→ PROMPT
Set down the material below in full, matching it exactly.

Part of a data file:
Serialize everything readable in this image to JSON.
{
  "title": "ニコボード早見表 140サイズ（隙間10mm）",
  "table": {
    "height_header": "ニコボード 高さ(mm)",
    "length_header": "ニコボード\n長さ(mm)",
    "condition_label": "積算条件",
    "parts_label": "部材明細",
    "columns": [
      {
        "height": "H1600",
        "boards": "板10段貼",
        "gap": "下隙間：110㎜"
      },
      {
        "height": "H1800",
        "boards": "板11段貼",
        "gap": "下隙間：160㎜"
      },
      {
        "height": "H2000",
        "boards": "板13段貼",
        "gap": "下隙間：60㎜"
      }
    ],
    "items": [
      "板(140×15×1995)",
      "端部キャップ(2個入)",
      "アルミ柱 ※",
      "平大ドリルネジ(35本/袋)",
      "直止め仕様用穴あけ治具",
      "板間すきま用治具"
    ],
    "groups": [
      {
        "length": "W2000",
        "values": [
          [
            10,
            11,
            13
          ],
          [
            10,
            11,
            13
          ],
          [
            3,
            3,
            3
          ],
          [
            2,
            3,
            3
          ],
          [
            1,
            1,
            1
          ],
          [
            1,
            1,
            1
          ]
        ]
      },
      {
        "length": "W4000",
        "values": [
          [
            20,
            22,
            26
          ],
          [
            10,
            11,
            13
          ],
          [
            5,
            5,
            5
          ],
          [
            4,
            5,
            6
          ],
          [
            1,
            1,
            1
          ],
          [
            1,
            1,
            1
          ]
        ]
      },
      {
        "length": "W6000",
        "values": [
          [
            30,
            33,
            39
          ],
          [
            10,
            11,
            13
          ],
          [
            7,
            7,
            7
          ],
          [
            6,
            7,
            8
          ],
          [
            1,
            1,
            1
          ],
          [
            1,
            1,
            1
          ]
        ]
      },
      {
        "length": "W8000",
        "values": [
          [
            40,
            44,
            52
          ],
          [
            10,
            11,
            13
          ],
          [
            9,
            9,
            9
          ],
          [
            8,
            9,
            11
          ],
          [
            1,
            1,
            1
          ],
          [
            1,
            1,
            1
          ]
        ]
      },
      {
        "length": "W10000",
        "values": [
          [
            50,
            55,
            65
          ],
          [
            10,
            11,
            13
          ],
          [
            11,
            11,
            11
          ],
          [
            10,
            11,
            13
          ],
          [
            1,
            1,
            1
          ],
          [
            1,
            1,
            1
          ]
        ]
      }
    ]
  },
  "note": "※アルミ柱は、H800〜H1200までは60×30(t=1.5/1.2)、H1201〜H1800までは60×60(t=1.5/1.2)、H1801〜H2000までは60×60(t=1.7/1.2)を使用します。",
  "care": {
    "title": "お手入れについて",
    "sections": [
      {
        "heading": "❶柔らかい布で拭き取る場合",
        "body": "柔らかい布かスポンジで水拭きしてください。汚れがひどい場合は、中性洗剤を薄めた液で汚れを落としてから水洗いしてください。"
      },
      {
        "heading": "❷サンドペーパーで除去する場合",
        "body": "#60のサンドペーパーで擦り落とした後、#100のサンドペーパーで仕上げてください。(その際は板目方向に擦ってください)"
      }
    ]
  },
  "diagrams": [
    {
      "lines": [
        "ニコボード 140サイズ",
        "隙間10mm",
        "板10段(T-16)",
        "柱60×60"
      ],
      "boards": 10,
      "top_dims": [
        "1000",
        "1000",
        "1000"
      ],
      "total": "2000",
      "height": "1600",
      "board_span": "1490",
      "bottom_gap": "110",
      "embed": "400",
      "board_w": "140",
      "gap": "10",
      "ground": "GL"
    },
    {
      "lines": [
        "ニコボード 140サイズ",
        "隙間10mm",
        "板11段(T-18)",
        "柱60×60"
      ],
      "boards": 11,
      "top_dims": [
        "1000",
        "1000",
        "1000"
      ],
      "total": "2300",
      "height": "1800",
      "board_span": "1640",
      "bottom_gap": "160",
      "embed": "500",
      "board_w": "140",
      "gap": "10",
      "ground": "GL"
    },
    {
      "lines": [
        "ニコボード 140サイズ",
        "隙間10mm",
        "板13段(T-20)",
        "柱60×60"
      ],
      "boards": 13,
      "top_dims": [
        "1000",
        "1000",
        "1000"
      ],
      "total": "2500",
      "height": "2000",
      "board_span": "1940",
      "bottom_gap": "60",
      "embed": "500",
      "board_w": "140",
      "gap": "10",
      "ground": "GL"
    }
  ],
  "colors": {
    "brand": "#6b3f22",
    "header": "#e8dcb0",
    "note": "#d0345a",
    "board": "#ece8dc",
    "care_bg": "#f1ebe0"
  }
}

→ RESULT
Serialize everything readable in this image to JSON.
{
  "title": "ニコボード早見表 140サイズ（隙間10mm）",
  "table": {
    "height_header": "ニコボード 高さ(mm)",
    "length_header": "ニコボード\n長さ(mm)",
    "condition_label": "積算条件",
    "parts_label": "部材明細",
    "columns": [
      {
        "height": "H1600",
        "boards": "板10段貼",
        "gap": "下隙間：110㎜"
      },
      {
        "height": "H1800",
        "boards": "板11段貼",
        "gap": "下隙間：160㎜"
      },
      {
        "height": "H2000",
        "boards": "板13段貼",
        "gap": "下隙間：60㎜"
      }
    ],
    "items": [
      "板(140×15×1995)",
      "端部キャップ(2個入)",
      "アルミ柱 ※",
      "平大ドリルネジ(35本/袋)",
      "直止め仕様用穴あけ治具",
      "板間すきま用治具"
    ],
    "groups": [
      {
        "length": "W2000",
        "values": [
          [
            10,
            11,
            13
          ],
          [
            10,
            11,
            13
          ],
          [
            3,
            3,
            3
          ],
          [
            2,
            3,
            3
          ],
          [
            1,
            1,
            1
          ],
          [
            1,
            1,
            1
          ]
        ]
      },
      {
        "length": "W4000",
        "values": [
          [
            20,
            22,
            26
          ],
          [
            10,
            11,
            13
          ],
          [
            5,
            5,
            5
          ],
          [
            4,
            5,
            6
          ],
          [
            1,
            1,
            1
          ],
          [
            1,
            1,
            1
          ]
        ]
      },
      {
        "length": "W6000",
        "values": [
          [
            30,
            33,
            39
          ],
          [
            10,
            11,
            13
          ],
          [
            7,
            7,
            7
          ],
          [
            6,
            7,
            8
          ],
          [
            1,
            1,
            1
          ],
          [
            1,
            1,
            1
          ]
        ]
      },
      {
        "length": "W8000",
        "values": [
          [
            40,
            44,
            52
          ],
          [
            10,
            11,
            13
          ],
          [
            9,
            9,
            9
          ],
          [
            8,
            9,
            11
          ],
          [
            1,
            1,
            1
          ],
          [
            1,
            1,
            1
          ]
        ]
      },
      {
        "length": "W10000",
        "values": [
          [
            50,
            55,
            65
          ],
          [
            10,
            11,
            13
          ],
          [
            11,
            11,
            11
          ],
          [
            10,
            11,
            13
          ],
          [
            1,
            1,
            1
          ],
          [
            1,
            1,
            1
          ]
        ]
      }
    ]
  },
  "note": "※アルミ柱は、H800〜H1200までは60×30(t=1.5/1.2)、H1201〜H1800までは60×60(t=1.5/1.2)、H1801〜H2000までは60×60(t=1.7/1.2)を使用します。",
  "care": {
    "title": "お手入れについて",
    "sections": [
      {
        "heading": "❶柔らかい布で拭き取る場合",
        "body": "柔らかい布かスポンジで水拭きしてください。汚れがひどい場合は、中性洗剤を薄めた液で汚れを落としてから水洗いしてください。"
      },
      {
        "heading": "❷サンドペーパーで除去する場合",
        "body": "#60のサンドペーパーで擦り落とした後、#100のサンドペーパーで仕上げてください。(その際は板目方向に擦ってください)"
      }
    ]
  },
  "diagrams": [
    {
      "lines": [
        "ニコボード 140サイズ",
        "隙間10mm",
        "板10段(T-16)",
        "柱60×60"
      ],
      "boards": 10,
      "top_dims": [
        "1000",
        "1000",
        "1000"
      ],
      "total": "2000",
      "height": "1600",
      "board_span": "1490",
      "bottom_gap": "110",
      "embed": "400",
      "board_w": "140",
      "gap": "10",
      "ground": "GL"
    },
    {
      "lines": [
        "ニコボード 140サイズ",
        "隙間10mm",
        "板11段(T-18)",
        "柱60×60"
      ],
      "boards": 11,
      "top_dims": [
        "1000",
        "1000",
        "1000"
      ],
      "total": "2300",
      "height": "1800",
      "board_span": "1640",
      "bottom_gap": "160",
      "embed": "500",
      "board_w": "140",
      "gap": "10",
      "ground": "GL"
    },
    {
      "lines": [
        "ニコボード 140サイズ",
        "隙間10mm",
        "板13段(T-20)",
        "柱60×60"
      ],
      "boards": 13,
      "top_dims": [
        "1000",
        "1000",
        "1000"
      ],
      "total": "2500",
      "height": "2000",
      "board_span": "1940",
      "bottom_gap": "60",
      "embed": "500",
      "board_w": "140",
      "gap": "10",
      "ground": "GL"
    }
  ],
  "colors": {
    "brand": "#6b3f22",
    "header": "#e8dcb0",
    "note": "#d0345a",
    "board": "#ece8dc",
    "care_bg": "#f1ebe0"
  }
}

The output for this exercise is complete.